EXERCISE GOAL
Read the lines that follow and tally those with the word "Juškienė"; give the number and nothing else.

** Start of DATA ENTRIES **

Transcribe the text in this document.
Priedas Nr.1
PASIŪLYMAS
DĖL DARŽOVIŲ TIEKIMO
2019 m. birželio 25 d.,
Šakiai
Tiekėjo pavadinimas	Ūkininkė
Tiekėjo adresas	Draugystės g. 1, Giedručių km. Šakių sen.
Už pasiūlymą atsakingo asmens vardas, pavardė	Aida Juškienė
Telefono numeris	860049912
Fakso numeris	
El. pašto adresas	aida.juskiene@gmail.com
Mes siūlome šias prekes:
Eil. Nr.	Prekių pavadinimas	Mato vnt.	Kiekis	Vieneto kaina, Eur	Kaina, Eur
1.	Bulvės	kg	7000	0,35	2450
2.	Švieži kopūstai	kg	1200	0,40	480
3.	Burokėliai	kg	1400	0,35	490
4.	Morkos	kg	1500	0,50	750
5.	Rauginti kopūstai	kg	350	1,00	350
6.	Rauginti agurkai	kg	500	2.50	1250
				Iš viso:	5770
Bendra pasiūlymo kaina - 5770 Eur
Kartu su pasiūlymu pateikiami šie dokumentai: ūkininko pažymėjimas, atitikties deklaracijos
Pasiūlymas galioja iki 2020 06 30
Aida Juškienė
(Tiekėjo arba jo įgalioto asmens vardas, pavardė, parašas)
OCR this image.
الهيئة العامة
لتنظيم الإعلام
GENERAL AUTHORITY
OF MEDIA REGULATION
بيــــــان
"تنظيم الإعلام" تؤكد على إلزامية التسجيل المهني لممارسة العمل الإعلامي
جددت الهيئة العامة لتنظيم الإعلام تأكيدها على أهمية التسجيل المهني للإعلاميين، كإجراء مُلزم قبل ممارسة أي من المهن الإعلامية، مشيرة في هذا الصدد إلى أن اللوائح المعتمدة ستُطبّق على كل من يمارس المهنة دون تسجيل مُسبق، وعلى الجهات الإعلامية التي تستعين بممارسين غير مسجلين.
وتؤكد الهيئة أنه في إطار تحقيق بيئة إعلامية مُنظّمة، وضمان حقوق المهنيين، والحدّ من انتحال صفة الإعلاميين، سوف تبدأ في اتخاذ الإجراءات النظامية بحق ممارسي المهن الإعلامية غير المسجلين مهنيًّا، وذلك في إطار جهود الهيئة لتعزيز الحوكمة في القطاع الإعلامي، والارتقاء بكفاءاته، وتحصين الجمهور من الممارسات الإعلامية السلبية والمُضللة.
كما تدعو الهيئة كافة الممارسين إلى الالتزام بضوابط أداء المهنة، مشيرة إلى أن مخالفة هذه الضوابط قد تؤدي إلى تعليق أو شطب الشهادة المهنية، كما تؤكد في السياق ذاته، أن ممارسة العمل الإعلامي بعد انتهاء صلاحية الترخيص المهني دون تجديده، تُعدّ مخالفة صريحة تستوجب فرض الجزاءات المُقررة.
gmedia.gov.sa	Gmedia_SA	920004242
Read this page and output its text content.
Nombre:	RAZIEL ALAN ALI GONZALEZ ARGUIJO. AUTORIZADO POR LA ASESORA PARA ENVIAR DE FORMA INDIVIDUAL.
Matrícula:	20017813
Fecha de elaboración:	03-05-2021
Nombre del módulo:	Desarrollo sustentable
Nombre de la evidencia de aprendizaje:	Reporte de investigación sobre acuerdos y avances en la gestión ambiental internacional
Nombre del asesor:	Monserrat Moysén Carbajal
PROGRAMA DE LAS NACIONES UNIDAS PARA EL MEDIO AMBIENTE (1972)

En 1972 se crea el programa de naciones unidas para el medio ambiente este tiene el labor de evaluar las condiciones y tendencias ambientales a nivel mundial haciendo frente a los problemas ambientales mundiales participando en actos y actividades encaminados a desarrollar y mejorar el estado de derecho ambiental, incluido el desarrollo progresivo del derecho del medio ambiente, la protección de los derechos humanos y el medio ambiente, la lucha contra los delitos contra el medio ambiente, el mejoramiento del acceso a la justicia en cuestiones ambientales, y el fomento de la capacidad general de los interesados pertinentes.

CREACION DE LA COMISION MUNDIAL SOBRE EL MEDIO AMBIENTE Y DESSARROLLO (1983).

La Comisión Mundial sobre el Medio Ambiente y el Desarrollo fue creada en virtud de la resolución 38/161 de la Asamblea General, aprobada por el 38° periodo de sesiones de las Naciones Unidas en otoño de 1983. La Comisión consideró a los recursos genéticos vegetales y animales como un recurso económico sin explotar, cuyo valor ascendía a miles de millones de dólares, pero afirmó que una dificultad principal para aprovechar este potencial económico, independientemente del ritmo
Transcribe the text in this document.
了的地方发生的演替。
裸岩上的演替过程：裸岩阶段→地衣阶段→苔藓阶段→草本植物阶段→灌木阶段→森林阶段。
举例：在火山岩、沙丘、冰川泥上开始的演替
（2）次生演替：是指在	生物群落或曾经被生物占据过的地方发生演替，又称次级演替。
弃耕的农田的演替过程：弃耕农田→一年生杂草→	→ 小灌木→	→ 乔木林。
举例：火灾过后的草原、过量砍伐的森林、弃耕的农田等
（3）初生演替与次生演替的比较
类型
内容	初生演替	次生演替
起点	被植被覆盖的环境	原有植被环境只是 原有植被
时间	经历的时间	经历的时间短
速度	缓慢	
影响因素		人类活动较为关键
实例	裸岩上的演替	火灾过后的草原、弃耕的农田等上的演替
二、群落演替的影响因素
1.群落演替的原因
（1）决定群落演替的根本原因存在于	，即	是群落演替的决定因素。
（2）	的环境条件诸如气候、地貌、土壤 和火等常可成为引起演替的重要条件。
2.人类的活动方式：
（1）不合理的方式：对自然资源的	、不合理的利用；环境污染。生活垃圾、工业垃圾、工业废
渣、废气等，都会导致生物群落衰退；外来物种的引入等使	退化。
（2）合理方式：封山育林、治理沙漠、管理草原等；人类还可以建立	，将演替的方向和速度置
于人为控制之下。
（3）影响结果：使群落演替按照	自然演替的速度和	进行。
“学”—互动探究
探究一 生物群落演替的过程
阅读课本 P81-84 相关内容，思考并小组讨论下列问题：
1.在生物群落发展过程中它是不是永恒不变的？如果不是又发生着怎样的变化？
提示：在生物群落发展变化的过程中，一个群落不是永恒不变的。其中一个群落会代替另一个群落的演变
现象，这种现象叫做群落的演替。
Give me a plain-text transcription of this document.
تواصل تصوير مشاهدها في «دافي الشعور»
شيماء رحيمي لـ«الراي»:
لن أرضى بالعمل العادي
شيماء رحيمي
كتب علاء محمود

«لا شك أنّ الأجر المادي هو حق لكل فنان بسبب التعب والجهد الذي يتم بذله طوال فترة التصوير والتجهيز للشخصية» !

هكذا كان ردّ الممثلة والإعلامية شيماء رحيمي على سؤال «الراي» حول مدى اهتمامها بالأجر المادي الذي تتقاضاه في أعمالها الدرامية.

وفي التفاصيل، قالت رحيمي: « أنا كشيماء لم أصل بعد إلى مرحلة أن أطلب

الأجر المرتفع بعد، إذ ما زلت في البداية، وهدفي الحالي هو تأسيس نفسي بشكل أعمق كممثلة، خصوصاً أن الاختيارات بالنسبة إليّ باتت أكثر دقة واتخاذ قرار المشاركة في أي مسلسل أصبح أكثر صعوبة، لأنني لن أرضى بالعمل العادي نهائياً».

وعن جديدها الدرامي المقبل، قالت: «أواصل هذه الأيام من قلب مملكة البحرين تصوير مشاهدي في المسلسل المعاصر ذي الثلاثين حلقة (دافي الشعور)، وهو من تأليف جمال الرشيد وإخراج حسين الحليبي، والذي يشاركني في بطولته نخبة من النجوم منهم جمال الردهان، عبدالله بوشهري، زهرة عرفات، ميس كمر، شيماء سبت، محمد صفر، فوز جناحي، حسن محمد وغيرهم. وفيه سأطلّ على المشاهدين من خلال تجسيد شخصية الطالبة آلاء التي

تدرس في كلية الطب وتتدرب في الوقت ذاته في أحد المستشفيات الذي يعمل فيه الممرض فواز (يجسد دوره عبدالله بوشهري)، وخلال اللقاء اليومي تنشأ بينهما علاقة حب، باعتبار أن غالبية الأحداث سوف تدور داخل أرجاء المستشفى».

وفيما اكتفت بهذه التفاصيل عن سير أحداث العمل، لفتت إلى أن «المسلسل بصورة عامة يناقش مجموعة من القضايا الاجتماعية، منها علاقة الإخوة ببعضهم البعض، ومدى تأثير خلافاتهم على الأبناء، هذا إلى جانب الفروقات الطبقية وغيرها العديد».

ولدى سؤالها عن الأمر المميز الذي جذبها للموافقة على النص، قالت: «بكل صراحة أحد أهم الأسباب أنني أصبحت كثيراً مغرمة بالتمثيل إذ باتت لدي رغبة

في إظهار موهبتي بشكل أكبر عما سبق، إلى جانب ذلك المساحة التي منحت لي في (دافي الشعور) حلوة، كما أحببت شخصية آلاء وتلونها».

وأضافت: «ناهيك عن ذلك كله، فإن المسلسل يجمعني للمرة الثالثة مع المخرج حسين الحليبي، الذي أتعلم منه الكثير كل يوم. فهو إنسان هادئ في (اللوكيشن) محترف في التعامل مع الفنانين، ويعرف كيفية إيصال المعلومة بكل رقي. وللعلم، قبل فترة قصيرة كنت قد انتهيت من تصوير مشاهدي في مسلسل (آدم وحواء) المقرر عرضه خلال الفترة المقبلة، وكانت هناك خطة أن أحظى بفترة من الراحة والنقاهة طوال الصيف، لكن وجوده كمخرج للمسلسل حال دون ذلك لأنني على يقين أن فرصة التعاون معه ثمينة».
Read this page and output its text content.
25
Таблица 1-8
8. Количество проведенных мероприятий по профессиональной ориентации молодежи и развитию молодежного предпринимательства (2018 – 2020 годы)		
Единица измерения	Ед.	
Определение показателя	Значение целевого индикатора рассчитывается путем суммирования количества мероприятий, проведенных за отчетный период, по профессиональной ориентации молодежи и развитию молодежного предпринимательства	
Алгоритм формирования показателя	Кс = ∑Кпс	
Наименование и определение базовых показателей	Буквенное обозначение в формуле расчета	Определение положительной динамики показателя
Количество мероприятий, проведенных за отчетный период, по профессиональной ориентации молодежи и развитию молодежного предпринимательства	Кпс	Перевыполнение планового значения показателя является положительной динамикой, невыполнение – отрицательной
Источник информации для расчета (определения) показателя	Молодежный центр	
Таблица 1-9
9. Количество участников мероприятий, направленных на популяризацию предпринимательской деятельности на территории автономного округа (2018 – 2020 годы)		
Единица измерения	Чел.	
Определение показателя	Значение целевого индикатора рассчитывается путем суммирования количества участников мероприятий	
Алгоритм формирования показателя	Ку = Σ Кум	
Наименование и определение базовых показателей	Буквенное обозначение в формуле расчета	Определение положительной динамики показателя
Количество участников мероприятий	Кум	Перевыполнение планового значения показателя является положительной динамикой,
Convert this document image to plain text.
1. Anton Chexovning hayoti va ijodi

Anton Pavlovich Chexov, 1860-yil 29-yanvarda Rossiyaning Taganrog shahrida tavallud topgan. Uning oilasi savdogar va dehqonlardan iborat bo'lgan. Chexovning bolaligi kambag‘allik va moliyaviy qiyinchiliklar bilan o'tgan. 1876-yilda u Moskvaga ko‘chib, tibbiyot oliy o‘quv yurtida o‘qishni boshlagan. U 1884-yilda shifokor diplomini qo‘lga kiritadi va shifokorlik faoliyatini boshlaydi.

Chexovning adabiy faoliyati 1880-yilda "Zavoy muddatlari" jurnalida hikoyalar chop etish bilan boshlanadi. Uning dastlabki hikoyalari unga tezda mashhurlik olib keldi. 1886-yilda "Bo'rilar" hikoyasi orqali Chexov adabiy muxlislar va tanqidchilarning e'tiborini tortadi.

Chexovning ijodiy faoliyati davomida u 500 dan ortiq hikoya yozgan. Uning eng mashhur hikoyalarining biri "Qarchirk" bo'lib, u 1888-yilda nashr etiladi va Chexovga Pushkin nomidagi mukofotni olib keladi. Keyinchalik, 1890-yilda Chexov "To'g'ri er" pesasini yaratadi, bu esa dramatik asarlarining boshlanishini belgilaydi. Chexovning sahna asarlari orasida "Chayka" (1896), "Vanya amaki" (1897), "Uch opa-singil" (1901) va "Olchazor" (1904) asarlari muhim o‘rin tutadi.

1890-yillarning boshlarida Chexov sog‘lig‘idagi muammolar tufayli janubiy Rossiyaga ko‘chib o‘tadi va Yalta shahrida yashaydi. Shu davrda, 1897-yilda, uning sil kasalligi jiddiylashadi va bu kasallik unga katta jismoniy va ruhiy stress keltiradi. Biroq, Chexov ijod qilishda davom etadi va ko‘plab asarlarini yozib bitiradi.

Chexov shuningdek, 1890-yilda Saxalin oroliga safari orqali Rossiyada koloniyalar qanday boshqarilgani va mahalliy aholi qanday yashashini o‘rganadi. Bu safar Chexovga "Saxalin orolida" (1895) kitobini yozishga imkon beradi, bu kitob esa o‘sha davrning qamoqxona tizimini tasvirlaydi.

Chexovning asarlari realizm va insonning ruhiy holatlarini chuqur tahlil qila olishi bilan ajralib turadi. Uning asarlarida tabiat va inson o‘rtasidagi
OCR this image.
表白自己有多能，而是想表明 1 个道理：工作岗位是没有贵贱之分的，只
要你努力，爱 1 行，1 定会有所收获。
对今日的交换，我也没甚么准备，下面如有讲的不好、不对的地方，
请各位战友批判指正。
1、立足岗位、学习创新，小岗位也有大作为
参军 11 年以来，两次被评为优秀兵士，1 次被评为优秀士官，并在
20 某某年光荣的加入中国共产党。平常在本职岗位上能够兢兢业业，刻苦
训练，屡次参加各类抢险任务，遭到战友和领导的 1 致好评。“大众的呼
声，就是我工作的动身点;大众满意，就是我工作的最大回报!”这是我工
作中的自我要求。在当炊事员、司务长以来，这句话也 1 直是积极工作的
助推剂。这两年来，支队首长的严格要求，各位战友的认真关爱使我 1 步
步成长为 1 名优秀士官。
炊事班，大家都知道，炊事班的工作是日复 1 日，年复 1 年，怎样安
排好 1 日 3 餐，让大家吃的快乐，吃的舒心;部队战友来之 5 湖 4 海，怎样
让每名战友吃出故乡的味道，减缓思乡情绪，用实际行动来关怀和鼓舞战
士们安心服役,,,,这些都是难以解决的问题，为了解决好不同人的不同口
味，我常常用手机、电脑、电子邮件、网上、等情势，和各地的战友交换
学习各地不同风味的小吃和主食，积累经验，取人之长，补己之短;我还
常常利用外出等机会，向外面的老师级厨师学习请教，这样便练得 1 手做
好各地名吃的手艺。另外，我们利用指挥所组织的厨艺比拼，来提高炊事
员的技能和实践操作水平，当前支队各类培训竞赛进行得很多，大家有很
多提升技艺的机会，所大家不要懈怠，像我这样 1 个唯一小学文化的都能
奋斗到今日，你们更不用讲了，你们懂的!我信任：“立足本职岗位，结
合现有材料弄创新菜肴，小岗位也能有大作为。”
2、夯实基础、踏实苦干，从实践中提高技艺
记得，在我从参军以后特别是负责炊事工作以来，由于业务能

** End of DATA ENTRIES **

COMPLETE ANSWER
2